Every line with the word "charities" in it should be extracted from the data that follows.

(Collected data entries)
★ ★ ★ ★

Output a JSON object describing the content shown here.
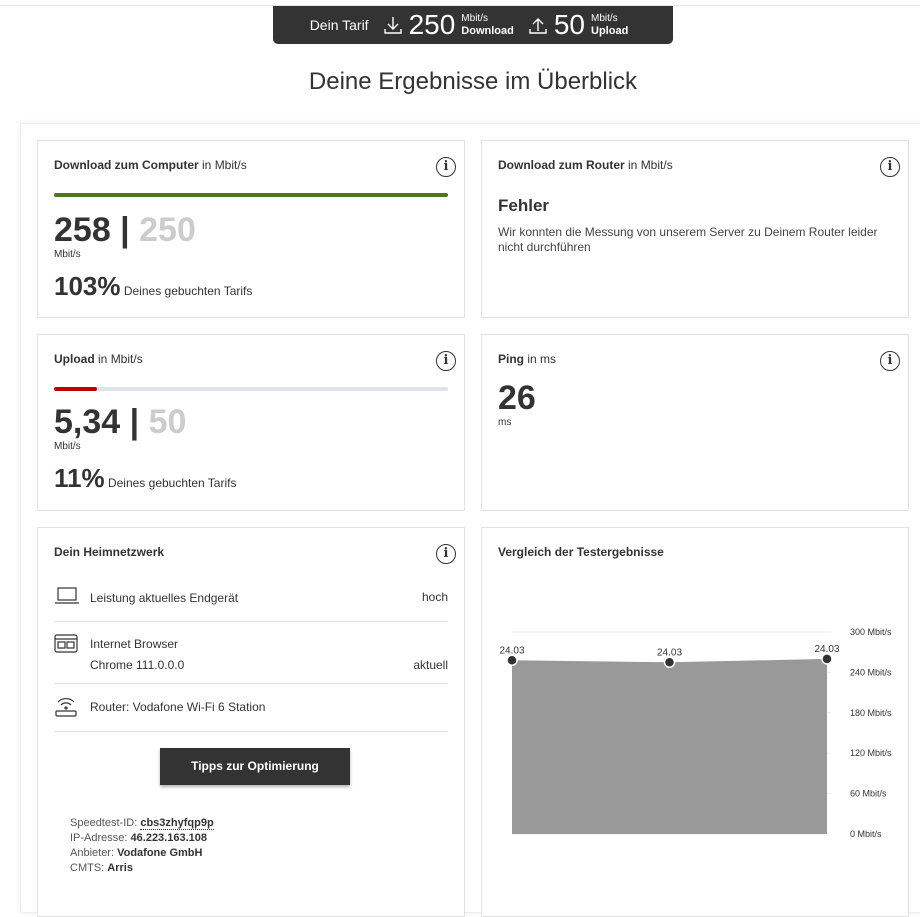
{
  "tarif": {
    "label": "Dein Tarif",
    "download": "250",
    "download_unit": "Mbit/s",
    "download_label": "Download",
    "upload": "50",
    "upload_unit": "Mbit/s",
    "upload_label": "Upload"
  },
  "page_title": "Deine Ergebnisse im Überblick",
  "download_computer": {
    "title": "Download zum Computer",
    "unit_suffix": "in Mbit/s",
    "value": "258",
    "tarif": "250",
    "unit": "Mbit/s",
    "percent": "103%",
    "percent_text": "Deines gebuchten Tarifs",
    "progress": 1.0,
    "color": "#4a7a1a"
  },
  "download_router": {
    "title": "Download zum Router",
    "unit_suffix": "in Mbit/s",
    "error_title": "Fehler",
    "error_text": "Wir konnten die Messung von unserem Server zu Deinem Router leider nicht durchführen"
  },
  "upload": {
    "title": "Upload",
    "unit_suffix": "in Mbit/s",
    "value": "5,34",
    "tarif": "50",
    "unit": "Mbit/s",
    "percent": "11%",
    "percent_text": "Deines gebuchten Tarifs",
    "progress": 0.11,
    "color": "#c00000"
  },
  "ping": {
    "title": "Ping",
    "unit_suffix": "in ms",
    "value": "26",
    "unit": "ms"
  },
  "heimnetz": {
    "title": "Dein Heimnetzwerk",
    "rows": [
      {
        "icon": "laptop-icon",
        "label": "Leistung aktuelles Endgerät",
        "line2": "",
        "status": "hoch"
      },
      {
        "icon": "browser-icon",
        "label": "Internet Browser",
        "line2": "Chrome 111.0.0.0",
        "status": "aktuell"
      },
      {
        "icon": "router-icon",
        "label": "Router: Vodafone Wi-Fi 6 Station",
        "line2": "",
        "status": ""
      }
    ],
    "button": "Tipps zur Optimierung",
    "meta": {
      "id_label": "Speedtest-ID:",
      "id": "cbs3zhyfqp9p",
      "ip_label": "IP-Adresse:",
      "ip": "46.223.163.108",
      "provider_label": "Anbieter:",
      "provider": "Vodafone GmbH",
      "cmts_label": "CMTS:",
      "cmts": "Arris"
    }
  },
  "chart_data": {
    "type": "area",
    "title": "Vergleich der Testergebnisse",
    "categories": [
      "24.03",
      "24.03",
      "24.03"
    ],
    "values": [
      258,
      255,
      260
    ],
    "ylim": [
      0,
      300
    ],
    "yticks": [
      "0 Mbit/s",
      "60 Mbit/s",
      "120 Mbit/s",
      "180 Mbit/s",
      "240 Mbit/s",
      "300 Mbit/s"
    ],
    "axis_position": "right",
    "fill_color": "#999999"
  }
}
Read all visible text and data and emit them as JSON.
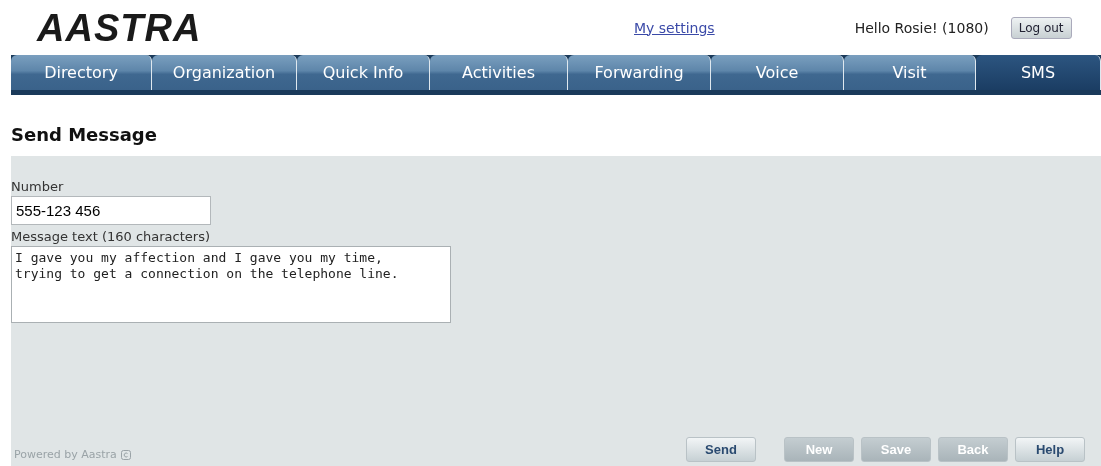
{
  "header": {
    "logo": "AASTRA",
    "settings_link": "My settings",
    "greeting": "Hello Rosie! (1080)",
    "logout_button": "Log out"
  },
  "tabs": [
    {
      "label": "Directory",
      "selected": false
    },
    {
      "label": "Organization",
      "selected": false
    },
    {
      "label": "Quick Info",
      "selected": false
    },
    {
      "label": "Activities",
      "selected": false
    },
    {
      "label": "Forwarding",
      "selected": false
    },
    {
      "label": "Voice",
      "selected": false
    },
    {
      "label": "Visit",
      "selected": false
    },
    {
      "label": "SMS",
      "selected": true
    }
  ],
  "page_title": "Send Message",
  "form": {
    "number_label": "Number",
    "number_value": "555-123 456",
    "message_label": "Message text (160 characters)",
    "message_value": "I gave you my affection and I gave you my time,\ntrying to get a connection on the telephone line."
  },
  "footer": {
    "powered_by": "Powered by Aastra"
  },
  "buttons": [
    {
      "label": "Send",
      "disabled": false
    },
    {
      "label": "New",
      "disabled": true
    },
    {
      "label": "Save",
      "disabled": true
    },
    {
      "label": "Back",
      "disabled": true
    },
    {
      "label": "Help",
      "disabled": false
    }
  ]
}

★ ★ ★ ★

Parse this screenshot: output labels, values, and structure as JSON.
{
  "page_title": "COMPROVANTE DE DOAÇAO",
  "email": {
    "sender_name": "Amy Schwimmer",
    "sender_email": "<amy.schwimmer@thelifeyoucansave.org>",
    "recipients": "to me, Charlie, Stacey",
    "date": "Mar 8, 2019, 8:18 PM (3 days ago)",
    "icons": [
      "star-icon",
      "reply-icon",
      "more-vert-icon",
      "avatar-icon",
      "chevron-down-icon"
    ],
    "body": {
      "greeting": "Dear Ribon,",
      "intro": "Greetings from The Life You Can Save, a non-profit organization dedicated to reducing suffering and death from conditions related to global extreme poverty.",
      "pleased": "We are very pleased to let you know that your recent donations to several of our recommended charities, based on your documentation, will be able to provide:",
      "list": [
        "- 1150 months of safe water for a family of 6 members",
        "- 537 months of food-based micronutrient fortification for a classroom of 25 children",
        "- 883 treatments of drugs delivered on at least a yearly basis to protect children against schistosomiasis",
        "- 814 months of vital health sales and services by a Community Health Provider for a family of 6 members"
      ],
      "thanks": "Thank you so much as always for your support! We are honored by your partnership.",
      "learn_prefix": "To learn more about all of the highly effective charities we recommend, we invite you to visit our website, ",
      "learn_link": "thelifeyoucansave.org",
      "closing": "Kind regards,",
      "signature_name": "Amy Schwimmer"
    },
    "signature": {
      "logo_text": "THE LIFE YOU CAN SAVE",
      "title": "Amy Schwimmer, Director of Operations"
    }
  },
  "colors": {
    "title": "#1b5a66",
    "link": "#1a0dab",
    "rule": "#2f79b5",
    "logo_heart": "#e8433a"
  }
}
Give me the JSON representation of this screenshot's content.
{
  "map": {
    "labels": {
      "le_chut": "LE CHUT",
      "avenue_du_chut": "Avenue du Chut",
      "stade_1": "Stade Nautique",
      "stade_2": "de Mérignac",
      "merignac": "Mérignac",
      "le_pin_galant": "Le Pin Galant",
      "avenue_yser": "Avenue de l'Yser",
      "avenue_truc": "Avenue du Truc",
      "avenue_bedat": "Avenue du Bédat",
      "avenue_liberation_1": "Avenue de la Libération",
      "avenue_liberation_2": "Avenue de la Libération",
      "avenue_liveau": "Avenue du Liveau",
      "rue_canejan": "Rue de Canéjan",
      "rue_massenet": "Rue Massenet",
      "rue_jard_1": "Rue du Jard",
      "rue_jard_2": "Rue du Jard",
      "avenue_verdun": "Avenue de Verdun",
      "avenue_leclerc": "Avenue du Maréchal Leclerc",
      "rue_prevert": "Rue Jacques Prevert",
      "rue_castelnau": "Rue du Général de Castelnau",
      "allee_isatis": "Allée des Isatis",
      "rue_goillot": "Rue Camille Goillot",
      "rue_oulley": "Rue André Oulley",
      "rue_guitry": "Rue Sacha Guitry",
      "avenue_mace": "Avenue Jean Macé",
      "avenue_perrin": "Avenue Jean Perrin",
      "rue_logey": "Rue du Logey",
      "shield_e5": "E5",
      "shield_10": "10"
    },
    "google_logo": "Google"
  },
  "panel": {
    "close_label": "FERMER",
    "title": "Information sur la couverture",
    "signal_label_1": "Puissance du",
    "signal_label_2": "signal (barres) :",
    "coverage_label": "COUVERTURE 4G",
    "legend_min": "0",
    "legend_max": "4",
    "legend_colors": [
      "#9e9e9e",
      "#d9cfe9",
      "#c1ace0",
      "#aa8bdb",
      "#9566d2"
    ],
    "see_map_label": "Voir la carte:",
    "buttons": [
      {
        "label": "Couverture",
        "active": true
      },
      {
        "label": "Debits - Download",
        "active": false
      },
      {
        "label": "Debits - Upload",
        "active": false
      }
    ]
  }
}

★ ★ ★ ★

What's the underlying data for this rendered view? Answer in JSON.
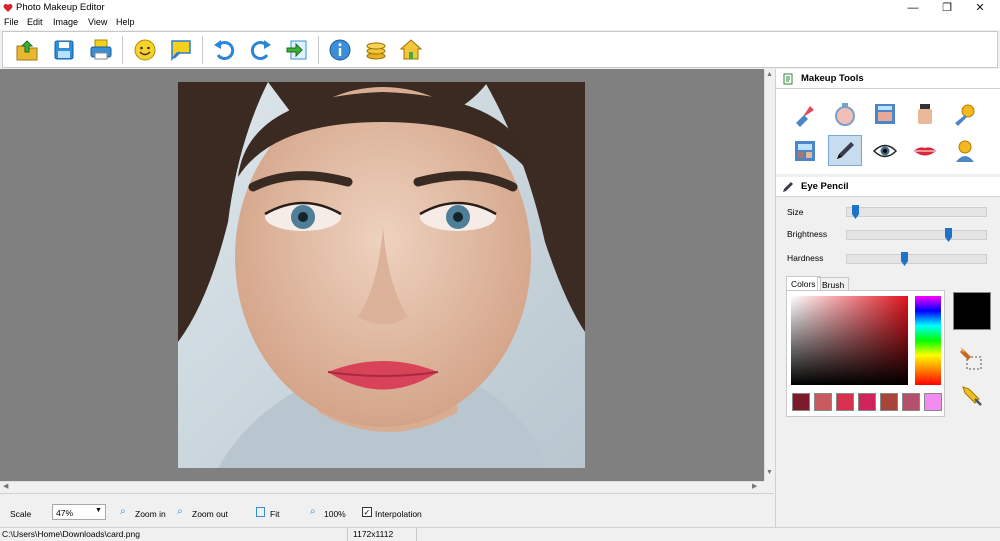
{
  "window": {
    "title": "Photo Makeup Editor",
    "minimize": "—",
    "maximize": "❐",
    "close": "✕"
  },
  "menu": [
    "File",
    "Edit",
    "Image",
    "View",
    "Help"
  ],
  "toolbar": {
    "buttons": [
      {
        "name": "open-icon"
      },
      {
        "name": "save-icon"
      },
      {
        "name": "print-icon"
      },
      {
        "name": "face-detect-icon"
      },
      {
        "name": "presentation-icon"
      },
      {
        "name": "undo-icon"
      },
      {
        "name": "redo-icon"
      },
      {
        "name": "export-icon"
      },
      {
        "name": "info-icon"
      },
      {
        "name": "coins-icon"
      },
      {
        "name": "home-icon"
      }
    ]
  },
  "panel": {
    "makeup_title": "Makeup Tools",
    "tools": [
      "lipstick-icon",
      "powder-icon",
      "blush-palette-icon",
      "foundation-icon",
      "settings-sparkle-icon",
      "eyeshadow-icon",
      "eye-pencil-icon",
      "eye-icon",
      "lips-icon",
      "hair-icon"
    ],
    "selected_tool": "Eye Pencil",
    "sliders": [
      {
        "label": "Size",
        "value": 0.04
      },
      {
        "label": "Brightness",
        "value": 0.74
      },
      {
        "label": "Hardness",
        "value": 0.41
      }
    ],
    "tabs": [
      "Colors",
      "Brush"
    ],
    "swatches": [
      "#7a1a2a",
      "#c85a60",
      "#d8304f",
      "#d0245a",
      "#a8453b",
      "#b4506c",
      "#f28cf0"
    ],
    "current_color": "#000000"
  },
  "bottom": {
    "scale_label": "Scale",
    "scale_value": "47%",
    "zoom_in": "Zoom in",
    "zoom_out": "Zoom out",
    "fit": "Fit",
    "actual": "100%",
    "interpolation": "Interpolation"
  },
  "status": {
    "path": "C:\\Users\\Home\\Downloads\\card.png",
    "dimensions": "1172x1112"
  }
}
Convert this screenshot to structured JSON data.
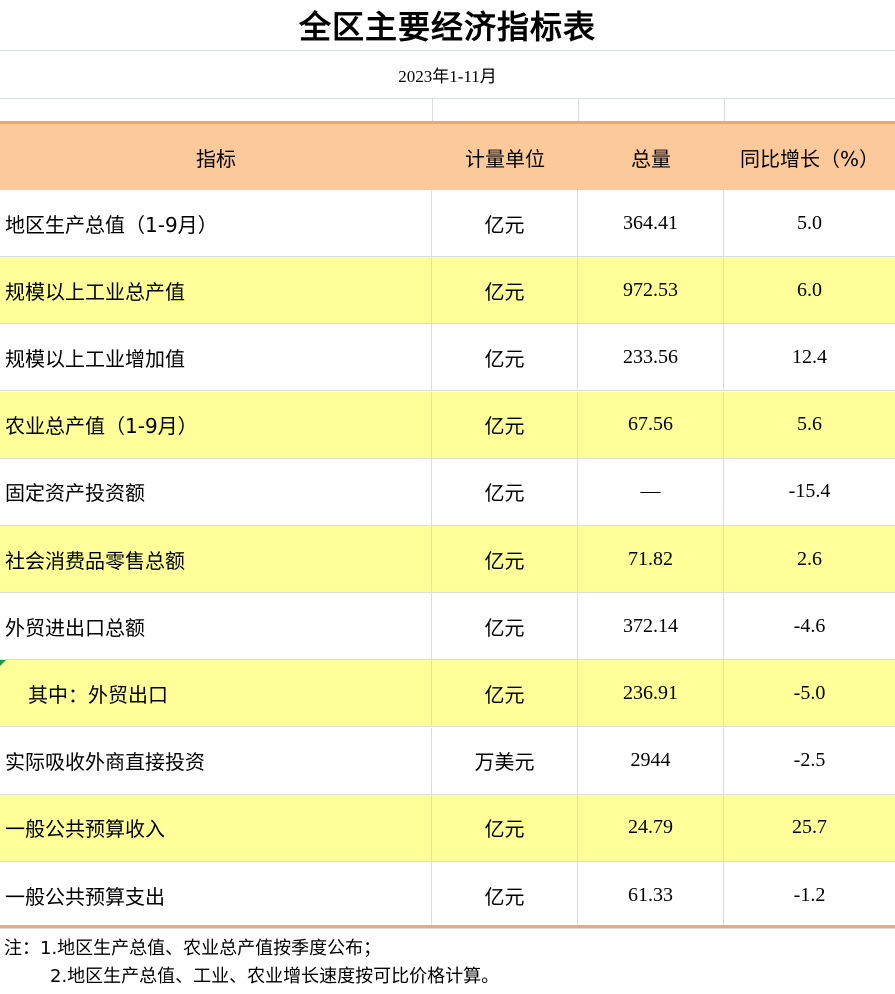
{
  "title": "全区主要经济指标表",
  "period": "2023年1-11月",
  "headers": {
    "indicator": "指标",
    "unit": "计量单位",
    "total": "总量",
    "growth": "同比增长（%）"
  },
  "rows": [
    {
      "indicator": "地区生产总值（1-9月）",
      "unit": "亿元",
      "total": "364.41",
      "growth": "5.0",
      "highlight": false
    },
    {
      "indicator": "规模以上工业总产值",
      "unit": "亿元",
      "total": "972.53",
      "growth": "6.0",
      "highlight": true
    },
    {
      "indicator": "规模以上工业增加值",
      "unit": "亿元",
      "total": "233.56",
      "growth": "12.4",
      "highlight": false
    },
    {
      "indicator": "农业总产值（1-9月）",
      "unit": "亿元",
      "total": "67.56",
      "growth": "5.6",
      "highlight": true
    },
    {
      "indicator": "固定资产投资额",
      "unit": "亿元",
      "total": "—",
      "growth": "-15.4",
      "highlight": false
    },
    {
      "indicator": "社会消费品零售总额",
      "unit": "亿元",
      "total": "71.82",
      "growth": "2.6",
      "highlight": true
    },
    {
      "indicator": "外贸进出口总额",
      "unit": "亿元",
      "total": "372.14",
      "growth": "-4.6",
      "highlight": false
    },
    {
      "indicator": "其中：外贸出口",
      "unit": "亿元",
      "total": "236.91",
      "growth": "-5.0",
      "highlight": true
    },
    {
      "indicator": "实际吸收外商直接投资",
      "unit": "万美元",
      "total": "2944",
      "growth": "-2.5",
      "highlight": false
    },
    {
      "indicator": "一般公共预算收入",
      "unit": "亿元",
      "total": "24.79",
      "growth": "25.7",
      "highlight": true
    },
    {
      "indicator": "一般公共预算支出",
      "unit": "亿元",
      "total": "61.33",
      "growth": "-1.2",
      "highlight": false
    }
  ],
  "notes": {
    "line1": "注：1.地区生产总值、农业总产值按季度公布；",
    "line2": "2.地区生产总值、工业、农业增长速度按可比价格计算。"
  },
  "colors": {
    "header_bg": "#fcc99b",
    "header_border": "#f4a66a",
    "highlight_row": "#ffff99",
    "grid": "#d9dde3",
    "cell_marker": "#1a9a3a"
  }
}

★ ★ ★ ★

**Reply**
      "pleased": "We are very pleased to let you know that your recent donations to several of our recommended charities, based on your documentation, will be able to provide:",
      "learn_prefix": "To learn more about all of the highly effective charities we recommend, we invite you to visit our website, ",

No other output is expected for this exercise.